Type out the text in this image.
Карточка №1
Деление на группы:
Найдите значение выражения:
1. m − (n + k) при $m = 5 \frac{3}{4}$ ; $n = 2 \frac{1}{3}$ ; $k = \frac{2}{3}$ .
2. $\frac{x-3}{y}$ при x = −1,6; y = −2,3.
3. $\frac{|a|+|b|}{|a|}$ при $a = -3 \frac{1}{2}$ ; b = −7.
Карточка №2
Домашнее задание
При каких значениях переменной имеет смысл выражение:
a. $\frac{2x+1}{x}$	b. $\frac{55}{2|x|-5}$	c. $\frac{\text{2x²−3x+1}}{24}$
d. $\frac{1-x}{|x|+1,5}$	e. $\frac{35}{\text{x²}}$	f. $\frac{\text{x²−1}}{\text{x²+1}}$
○ ○ ○ ○
[Exercise aim]:
Give only the count of lines in the data that include the string "text".

[Finished task]:
3